> _GIVEN ENTRIES_

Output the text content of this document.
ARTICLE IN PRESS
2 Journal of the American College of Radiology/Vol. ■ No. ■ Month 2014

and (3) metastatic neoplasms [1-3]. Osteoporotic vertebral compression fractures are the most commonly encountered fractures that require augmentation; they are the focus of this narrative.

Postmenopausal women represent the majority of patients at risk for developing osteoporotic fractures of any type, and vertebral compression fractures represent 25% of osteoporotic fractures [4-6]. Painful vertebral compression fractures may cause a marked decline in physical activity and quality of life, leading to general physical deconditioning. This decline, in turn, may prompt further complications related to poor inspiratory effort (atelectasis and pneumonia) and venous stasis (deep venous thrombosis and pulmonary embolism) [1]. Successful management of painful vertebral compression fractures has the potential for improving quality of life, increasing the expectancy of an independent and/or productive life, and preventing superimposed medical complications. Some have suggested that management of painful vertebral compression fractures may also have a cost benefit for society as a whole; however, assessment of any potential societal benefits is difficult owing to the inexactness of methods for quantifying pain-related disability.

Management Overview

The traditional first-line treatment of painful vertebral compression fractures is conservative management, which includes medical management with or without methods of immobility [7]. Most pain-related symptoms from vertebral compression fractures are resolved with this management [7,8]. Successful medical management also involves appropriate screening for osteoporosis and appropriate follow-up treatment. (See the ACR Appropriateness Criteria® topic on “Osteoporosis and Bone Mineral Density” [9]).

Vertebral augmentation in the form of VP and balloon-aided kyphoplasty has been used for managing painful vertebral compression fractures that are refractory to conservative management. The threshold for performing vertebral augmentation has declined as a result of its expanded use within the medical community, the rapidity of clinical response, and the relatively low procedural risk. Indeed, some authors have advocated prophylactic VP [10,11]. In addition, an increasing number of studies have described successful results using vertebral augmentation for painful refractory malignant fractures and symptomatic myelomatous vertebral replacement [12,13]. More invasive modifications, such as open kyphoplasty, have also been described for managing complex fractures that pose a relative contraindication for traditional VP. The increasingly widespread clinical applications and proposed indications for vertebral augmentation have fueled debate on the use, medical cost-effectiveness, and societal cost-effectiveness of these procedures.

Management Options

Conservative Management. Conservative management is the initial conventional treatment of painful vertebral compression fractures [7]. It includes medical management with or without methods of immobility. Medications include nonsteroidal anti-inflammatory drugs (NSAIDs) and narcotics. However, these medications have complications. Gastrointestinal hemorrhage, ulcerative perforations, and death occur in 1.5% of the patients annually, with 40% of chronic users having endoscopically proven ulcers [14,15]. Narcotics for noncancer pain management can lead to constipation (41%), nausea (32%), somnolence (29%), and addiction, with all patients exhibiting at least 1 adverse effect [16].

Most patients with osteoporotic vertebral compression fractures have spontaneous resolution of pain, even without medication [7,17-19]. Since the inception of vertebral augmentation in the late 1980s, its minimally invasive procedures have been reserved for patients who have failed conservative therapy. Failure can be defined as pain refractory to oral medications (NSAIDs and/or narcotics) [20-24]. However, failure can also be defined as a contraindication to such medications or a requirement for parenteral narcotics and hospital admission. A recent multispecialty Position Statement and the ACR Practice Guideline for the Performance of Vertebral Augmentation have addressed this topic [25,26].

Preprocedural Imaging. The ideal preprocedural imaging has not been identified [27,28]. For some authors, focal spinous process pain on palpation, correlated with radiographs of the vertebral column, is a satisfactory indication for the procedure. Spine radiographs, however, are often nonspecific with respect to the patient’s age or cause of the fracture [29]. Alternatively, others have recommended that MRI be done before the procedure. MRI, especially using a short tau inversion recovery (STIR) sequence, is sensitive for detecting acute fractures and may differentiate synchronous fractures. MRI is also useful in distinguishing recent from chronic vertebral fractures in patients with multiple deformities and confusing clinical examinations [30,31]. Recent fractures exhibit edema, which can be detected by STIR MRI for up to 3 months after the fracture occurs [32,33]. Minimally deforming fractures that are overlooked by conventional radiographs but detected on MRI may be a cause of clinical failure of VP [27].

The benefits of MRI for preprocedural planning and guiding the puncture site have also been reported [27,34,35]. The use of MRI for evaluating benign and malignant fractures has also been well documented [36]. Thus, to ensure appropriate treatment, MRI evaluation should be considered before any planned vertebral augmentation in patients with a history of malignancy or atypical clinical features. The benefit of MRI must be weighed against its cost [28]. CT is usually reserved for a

> _EXERCISE BRIEF_
Each record above needs to be transcribed word for word.

> _ANSWER SPACE_
Output the text content of this document.
ARTICLE IN PRESS
2 Journal of the American College of Radiology/Vol. ■ No. ■ Month 2014

and (3) metastatic neoplasms [1-3]. Osteoporotic vertebral compression fractures are the most commonly encountered fractures that require augmentation; they are the focus of this narrative.

Postmenopausal women represent the majority of patients at risk for developing osteoporotic fractures of any type, and vertebral compression fractures represent 25% of osteoporotic fractures [4-6]. Painful vertebral compression fractures may cause a marked decline in physical activity and quality of life, leading to general physical deconditioning. This decline, in turn, may prompt further complications related to poor inspiratory effort (atelectasis and pneumonia) and venous stasis (deep venous thrombosis and pulmonary embolism) [1]. Successful management of painful vertebral compression fractures has the potential for improving quality of life, increasing the expectancy of an independent and/or productive life, and preventing superimposed medical complications. Some have suggested that management of painful vertebral compression fractures may also have a cost benefit for society as a whole; however, assessment of any potential societal benefits is difficult owing to the inexactness of methods for quantifying pain-related disability.

Management Overview

The traditional first-line treatment of painful vertebral compression fractures is conservative management, which includes medical management with or without methods of immobility [7]. Most pain-related symptoms from vertebral compression fractures are resolved with this management [7,8]. Successful medical management also involves appropriate screening for osteoporosis and appropriate follow-up treatment. (See the ACR Appropriateness Criteria® topic on “Osteoporosis and Bone Mineral Density” [9]).

Vertebral augmentation in the form of VP and balloon-aided kyphoplasty has been used for managing painful vertebral compression fractures that are refractory to conservative management. The threshold for performing vertebral augmentation has declined as a result of its expanded use within the medical community, the rapidity of clinical response, and the relatively low procedural risk. Indeed, some authors have advocated prophylactic VP [10,11]. In addition, an increasing number of studies have described successful results using vertebral augmentation for painful refractory malignant fractures and symptomatic myelomatous vertebral replacement [12,13]. More invasive modifications, such as open kyphoplasty, have also been described for managing complex fractures that pose a relative contraindication for traditional VP. The increasingly widespread clinical applications and proposed indications for vertebral augmentation have fueled debate on the use, medical cost-effectiveness, and societal cost-effectiveness of these procedures.

Management Options

Conservative Management. Conservative management is the initial conventional treatment of painful vertebral compression fractures [7]. It includes medical management with or without methods of immobility. Medications include nonsteroidal anti-inflammatory drugs (NSAIDs) and narcotics. However, these medications have complications. Gastrointestinal hemorrhage, ulcerative perforations, and death occur in 1.5% of the patients annually, with 40% of chronic users having endoscopically proven ulcers [14,15]. Narcotics for noncancer pain management can lead to constipation (41%), nausea (32%), somnolence (29%), and addiction, with all patients exhibiting at least 1 adverse effect [16].

Most patients with osteoporotic vertebral compression fractures have spontaneous resolution of pain, even without medication [7,17-19]. Since the inception of vertebral augmentation in the late 1980s, its minimally invasive procedures have been reserved for patients who have failed conservative therapy. Failure can be defined as pain refractory to oral medications (NSAIDs and/or narcotics) [20-24]. However, failure can also be defined as a contraindication to such medications or a requirement for parenteral narcotics and hospital admission. A recent multispecialty Position Statement and the ACR Practice Guideline for the Performance of Vertebral Augmentation have addressed this topic [25,26].

Preprocedural Imaging. The ideal preprocedural imaging has not been identified [27,28]. For some authors, focal spinous process pain on palpation, correlated with radiographs of the vertebral column, is a satisfactory indication for the procedure. Spine radiographs, however, are often nonspecific with respect to the patient’s age or cause of the fracture [29]. Alternatively, others have recommended that MRI be done before the procedure. MRI, especially using a short tau inversion recovery (STIR) sequence, is sensitive for detecting acute fractures and may differentiate synchronous fractures. MRI is also useful in distinguishing recent from chronic vertebral fractures in patients with multiple deformities and confusing clinical examinations [30,31]. Recent fractures exhibit edema, which can be detected by STIR MRI for up to 3 months after the fracture occurs [32,33]. Minimally deforming fractures that are overlooked by conventional radiographs but detected on MRI may be a cause of clinical failure of VP [27].

The benefits of MRI for preprocedural planning and guiding the puncture site have also been reported [27,34,35]. The use of MRI for evaluating benign and malignant fractures has also been well documented [36]. Thus, to ensure appropriate treatment, MRI evaluation should be considered before any planned vertebral augmentation in patients with a history of malignancy or atypical clinical features. The benefit of MRI must be weighed against its cost [28]. CT is usually reserved for a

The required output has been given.